**STORED DATA:**
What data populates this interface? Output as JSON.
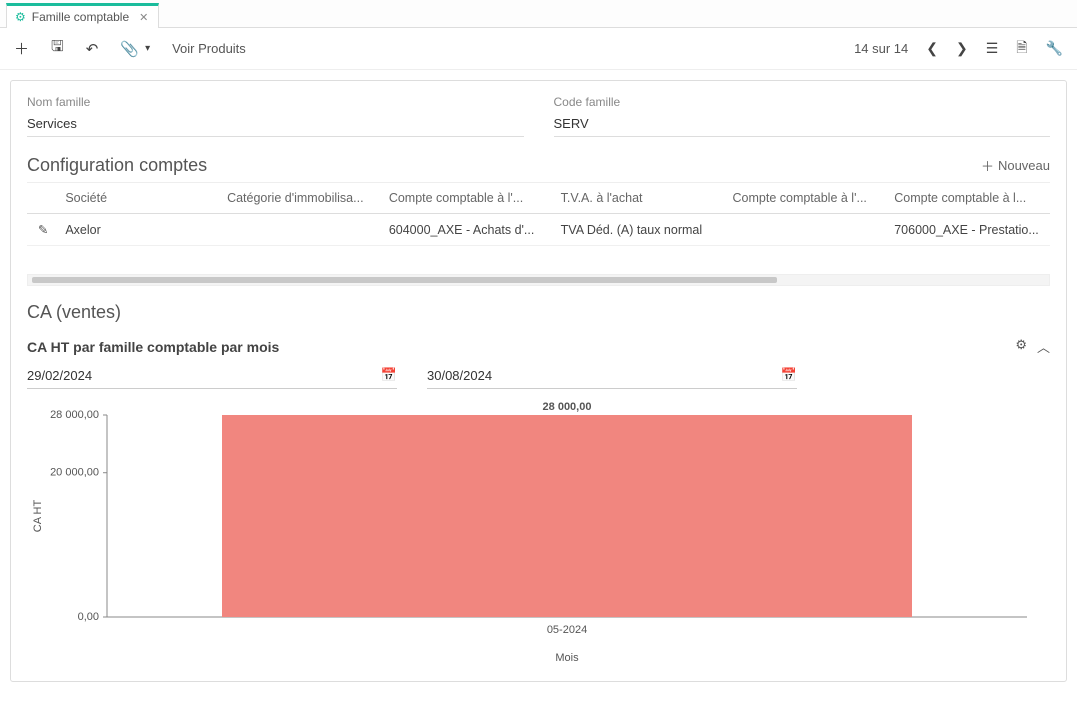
{
  "tab": {
    "title": "Famille comptable"
  },
  "toolbar": {
    "voir_produits": "Voir Produits",
    "pager": "14 sur 14"
  },
  "fields": {
    "nom_label": "Nom famille",
    "nom_value": "Services",
    "code_label": "Code famille",
    "code_value": "SERV"
  },
  "config": {
    "title": "Configuration comptes",
    "new_label": "Nouveau",
    "headers": {
      "societe": "Société",
      "categorie": "Catégorie d'immobilisa...",
      "compte_achat": "Compte comptable à l'...",
      "tva_achat": "T.V.A. à l'achat",
      "compte_achat2": "Compte comptable à l'...",
      "compte_vente": "Compte comptable à l..."
    },
    "rows": [
      {
        "societe": "Axelor",
        "categorie": "",
        "compte_achat": "604000_AXE - Achats d'...",
        "tva_achat": "TVA Déd. (A) taux normal",
        "compte_achat2": "",
        "compte_vente": "706000_AXE - Prestatio..."
      }
    ]
  },
  "ca": {
    "title": "CA (ventes)",
    "chart_title": "CA HT par famille comptable par mois",
    "date_from": "29/02/2024",
    "date_to": "30/08/2024"
  },
  "chart_data": {
    "type": "bar",
    "categories": [
      "05-2024"
    ],
    "values": [
      28000.0
    ],
    "value_labels": [
      "28 000,00"
    ],
    "title": "",
    "xlabel": "Mois",
    "ylabel": "CA HT",
    "ylim": [
      0,
      28000
    ],
    "yticks": [
      0,
      20000,
      28000
    ],
    "ytick_labels": [
      "0,00",
      "20 000,00",
      "28 000,00"
    ],
    "bar_color": "#f1867f"
  }
}
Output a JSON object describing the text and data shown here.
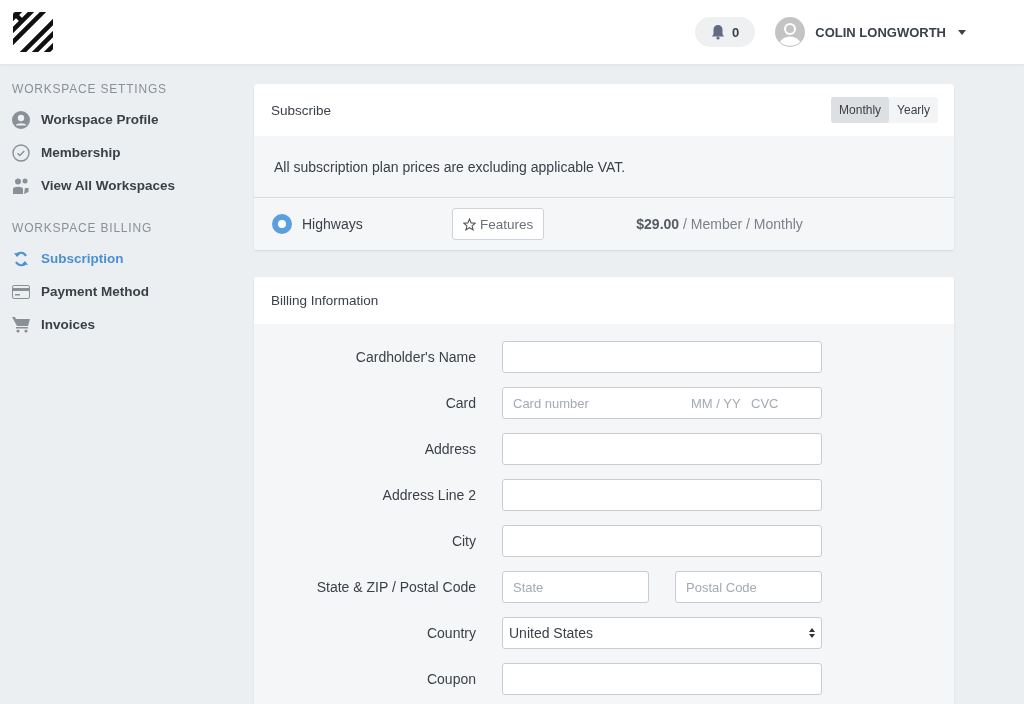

**YOUR GOAL:** Copy out each record shown above without alteration, skipping any picture.

**CORRECT ANSWER:**
What data populates this interface? Output as JSON.
{
  "tab": {
    "title": "Famille comptable"
  },
  "toolbar": {
    "voir_produits": "Voir Produits",
    "pager": "14 sur 14"
  },
  "fields": {
    "nom_label": "Nom famille",
    "nom_value": "Services",
    "code_label": "Code famille",
    "code_value": "SERV"
  },
  "config": {
    "title": "Configuration comptes",
    "new_label": "Nouveau",
    "headers": {
      "societe": "Société",
      "categorie": "Catégorie d'immobilisa...",
      "compte_achat": "Compte comptable à l'...",
      "tva_achat": "T.V.A. à l'achat",
      "compte_achat2": "Compte comptable à l'...",
      "compte_vente": "Compte comptable à l..."
    },
    "rows": [
      {
        "societe": "Axelor",
        "categorie": "",
        "compte_achat": "604000_AXE - Achats d'...",
        "tva_achat": "TVA Déd. (A) taux normal",
        "compte_achat2": "",
        "compte_vente": "706000_AXE - Prestatio..."
      }
    ]
  },
  "ca": {
    "title": "CA (ventes)",
    "chart_title": "CA HT par famille comptable par mois",
    "date_from": "29/02/2024",
    "date_to": "30/08/2024"
  },
  "chart_data": {
    "type": "bar",
    "categories": [
      "05-2024"
    ],
    "values": [
      28000.0
    ],
    "value_labels": [
      "28 000,00"
    ],
    "title": "",
    "xlabel": "Mois",
    "ylabel": "CA HT",
    "ylim": [
      0,
      28000
    ],
    "yticks": [
      0,
      20000,
      28000
    ],
    "ytick_labels": [
      "0,00",
      "20 000,00",
      "28 000,00"
    ],
    "bar_color": "#f1867f"
  }
}
Output a JSON object describing the text and data shown here.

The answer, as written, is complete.